**WHAT YOU HAVE TO DO:** Starting at the line that has "Point: [107, 706, 129, 720]" and stopping after the line that has "Point: [128, 698, 150, 712]", write out only those lines with "Point" switched to "Marker" and nothing else changed.
┌──
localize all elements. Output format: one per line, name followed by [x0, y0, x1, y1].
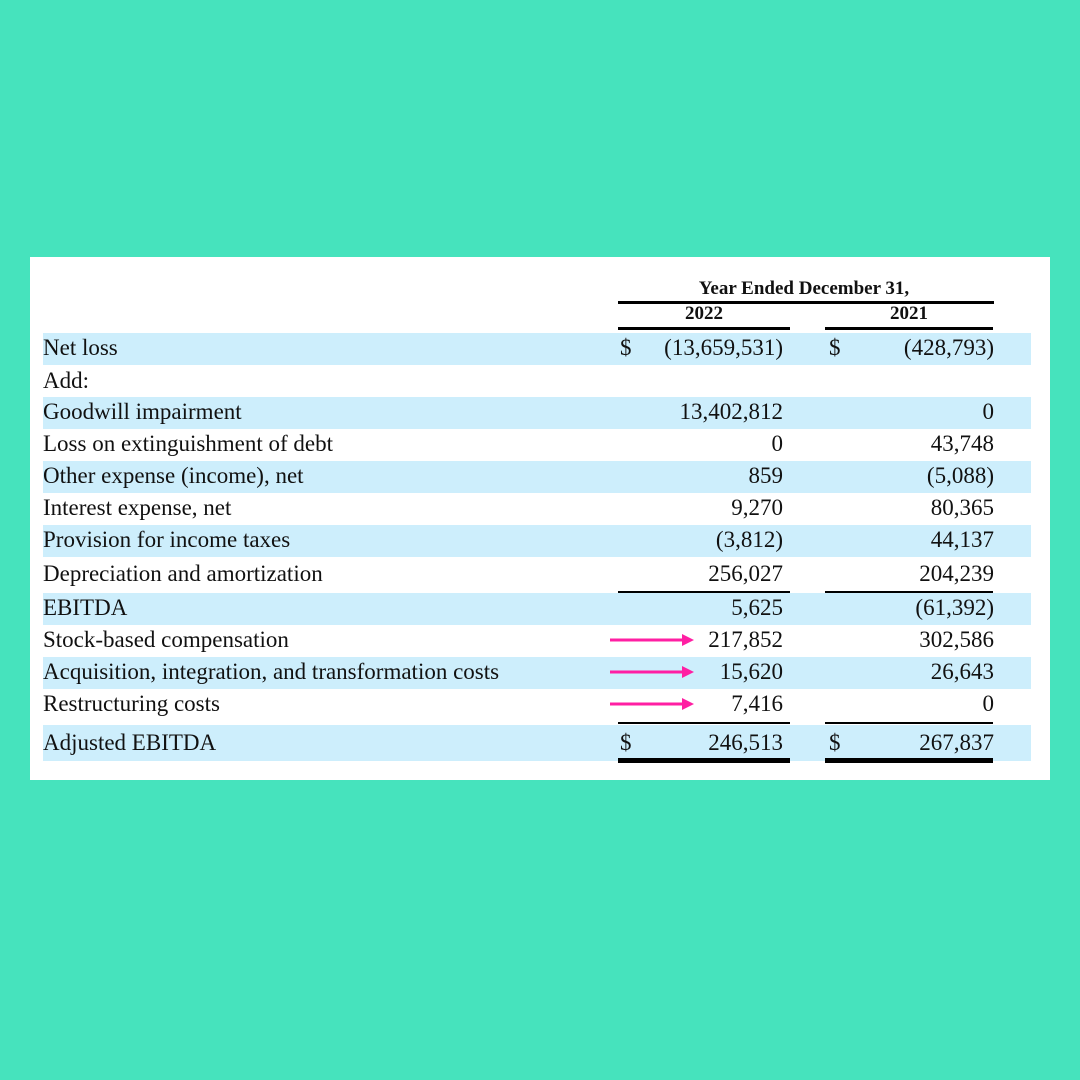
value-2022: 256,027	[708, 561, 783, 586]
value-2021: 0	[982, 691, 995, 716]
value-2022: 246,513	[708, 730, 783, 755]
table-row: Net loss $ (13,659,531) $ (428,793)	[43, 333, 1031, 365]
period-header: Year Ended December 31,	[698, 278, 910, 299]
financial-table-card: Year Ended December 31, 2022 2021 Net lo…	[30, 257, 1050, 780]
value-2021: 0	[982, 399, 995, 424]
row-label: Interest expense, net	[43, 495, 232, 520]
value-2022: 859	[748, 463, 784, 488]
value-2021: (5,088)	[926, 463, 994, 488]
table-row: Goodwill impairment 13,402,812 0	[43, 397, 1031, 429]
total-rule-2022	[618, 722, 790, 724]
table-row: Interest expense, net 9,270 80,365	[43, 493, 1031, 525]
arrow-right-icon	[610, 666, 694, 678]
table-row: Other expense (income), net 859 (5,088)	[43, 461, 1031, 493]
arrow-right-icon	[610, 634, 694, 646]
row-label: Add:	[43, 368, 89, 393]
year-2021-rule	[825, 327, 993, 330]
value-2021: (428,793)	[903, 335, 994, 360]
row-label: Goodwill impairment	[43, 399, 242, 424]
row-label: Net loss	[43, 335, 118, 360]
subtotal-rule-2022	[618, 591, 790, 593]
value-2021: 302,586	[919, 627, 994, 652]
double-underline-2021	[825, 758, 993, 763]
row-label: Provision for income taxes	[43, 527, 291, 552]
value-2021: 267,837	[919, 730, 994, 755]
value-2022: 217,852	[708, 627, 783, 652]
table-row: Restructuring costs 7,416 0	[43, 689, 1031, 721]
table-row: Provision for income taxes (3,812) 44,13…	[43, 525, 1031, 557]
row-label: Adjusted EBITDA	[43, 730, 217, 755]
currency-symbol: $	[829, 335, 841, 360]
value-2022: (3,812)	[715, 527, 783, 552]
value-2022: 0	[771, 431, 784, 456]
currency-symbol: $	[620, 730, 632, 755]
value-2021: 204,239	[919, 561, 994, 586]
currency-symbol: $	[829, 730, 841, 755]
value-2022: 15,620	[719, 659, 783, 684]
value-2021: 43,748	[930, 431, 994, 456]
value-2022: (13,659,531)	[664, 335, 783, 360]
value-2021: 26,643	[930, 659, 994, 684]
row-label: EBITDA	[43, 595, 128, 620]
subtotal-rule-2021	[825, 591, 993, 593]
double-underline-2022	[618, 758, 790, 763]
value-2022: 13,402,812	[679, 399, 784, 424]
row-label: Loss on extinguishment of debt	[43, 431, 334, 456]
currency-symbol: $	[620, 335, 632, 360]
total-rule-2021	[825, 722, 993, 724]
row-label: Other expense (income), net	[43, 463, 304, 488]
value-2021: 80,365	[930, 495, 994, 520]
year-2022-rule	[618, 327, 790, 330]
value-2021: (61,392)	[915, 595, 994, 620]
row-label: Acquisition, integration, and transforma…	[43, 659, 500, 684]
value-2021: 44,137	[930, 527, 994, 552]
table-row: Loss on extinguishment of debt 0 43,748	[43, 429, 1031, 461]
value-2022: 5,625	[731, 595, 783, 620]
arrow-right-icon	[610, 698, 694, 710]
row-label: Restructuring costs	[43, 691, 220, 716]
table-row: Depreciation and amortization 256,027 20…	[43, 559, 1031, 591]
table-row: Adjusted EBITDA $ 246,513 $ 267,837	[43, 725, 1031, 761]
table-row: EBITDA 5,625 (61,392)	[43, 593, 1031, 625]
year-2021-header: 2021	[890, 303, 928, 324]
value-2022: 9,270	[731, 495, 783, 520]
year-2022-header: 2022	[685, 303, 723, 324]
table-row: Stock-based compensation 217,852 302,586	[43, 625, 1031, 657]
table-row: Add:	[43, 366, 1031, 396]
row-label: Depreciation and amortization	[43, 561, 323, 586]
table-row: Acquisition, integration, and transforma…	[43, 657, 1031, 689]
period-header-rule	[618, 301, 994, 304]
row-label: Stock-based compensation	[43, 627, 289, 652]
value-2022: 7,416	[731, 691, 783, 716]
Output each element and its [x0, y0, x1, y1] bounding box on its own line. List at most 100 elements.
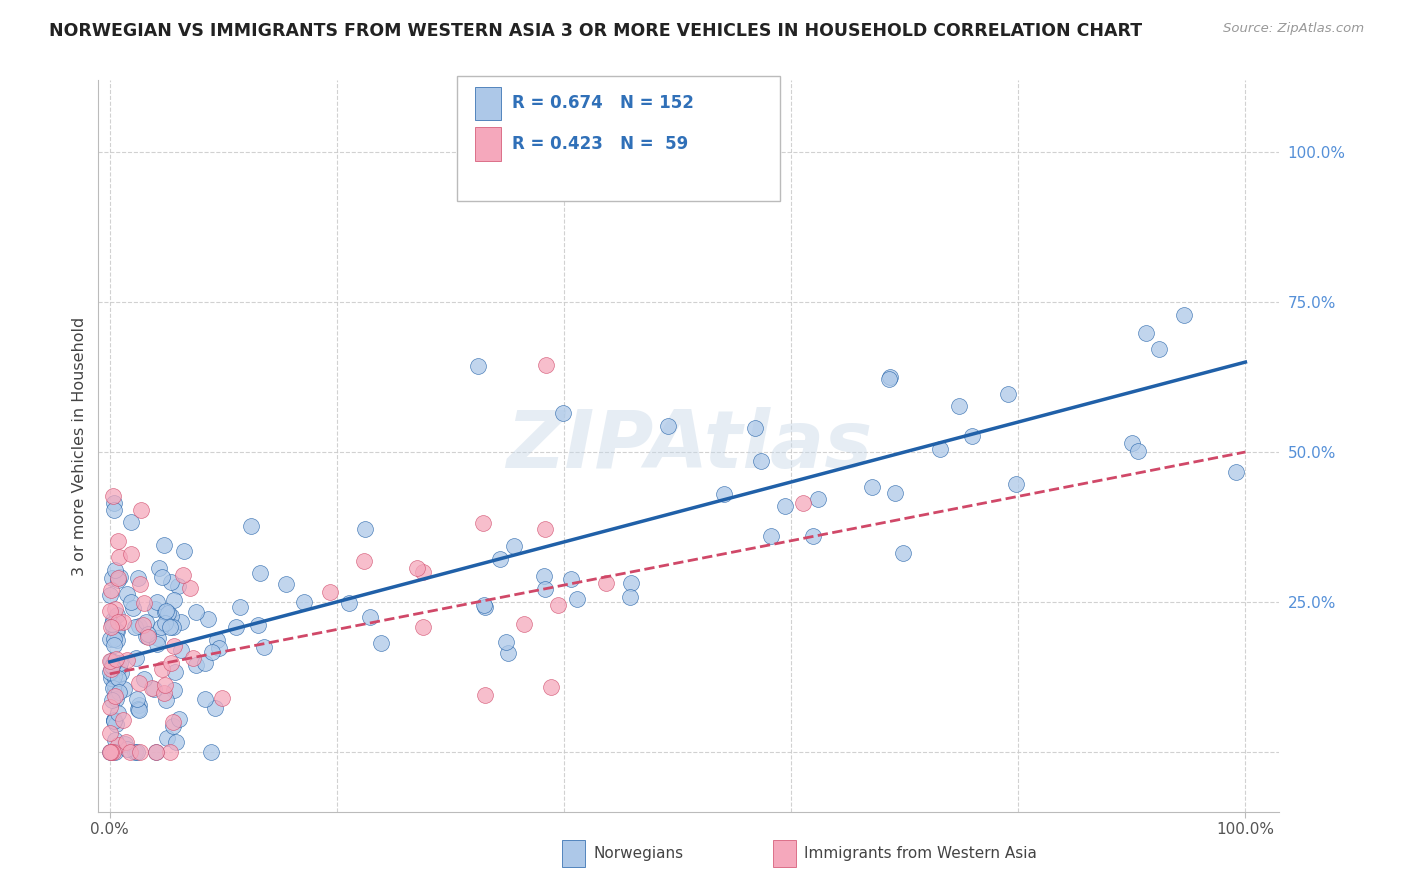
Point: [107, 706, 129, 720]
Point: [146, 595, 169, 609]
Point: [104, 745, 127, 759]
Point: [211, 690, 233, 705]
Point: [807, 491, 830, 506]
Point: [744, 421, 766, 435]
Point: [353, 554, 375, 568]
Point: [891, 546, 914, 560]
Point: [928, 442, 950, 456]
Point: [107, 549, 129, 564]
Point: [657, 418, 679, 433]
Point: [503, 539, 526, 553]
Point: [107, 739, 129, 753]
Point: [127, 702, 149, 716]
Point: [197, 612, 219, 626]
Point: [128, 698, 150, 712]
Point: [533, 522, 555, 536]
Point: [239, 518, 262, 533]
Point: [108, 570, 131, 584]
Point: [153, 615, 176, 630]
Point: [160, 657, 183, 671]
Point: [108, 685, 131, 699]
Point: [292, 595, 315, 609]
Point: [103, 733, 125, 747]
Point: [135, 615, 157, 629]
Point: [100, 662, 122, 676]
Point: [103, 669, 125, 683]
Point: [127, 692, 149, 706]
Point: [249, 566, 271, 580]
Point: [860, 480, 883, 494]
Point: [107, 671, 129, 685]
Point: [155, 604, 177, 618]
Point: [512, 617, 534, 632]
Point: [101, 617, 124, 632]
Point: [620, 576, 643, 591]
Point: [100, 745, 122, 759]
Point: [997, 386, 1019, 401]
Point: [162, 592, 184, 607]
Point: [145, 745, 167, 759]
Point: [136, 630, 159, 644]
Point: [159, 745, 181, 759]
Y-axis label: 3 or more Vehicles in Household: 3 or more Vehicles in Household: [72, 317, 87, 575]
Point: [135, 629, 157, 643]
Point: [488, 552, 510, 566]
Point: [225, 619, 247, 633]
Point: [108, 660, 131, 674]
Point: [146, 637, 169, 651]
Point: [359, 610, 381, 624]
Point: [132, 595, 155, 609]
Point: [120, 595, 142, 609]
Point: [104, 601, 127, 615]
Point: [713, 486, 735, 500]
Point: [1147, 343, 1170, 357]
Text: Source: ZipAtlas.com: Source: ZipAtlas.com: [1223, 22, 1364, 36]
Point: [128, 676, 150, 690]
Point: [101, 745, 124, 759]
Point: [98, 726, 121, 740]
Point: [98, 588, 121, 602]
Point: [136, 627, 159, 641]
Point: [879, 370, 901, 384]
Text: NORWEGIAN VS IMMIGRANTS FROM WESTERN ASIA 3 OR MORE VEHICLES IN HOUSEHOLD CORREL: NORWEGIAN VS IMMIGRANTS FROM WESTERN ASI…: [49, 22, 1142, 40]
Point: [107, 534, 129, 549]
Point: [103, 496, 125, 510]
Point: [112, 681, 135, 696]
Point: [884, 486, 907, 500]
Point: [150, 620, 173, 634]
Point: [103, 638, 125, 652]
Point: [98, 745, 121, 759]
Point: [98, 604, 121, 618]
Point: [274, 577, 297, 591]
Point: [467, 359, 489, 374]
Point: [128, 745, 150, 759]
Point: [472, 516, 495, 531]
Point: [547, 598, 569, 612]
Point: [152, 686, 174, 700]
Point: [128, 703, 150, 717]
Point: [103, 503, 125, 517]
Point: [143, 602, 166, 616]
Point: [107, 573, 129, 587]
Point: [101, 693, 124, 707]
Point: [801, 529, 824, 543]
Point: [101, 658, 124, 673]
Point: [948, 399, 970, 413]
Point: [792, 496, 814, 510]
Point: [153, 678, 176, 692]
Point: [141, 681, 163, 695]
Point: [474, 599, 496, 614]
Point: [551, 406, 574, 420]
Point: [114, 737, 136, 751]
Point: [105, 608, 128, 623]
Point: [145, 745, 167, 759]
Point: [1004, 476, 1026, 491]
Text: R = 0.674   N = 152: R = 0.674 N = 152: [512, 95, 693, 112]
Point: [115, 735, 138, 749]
└──
**EXERCISE RESPONSE:**
Marker: [107, 706, 129, 720]
Marker: [146, 595, 169, 609]
Marker: [104, 745, 127, 759]
Marker: [211, 690, 233, 705]
Marker: [807, 491, 830, 506]
Marker: [744, 421, 766, 435]
Marker: [353, 554, 375, 568]
Marker: [891, 546, 914, 560]
Marker: [928, 442, 950, 456]
Marker: [107, 549, 129, 564]
Marker: [657, 418, 679, 433]
Marker: [503, 539, 526, 553]
Marker: [107, 739, 129, 753]
Marker: [127, 702, 149, 716]
Marker: [197, 612, 219, 626]
Marker: [128, 698, 150, 712]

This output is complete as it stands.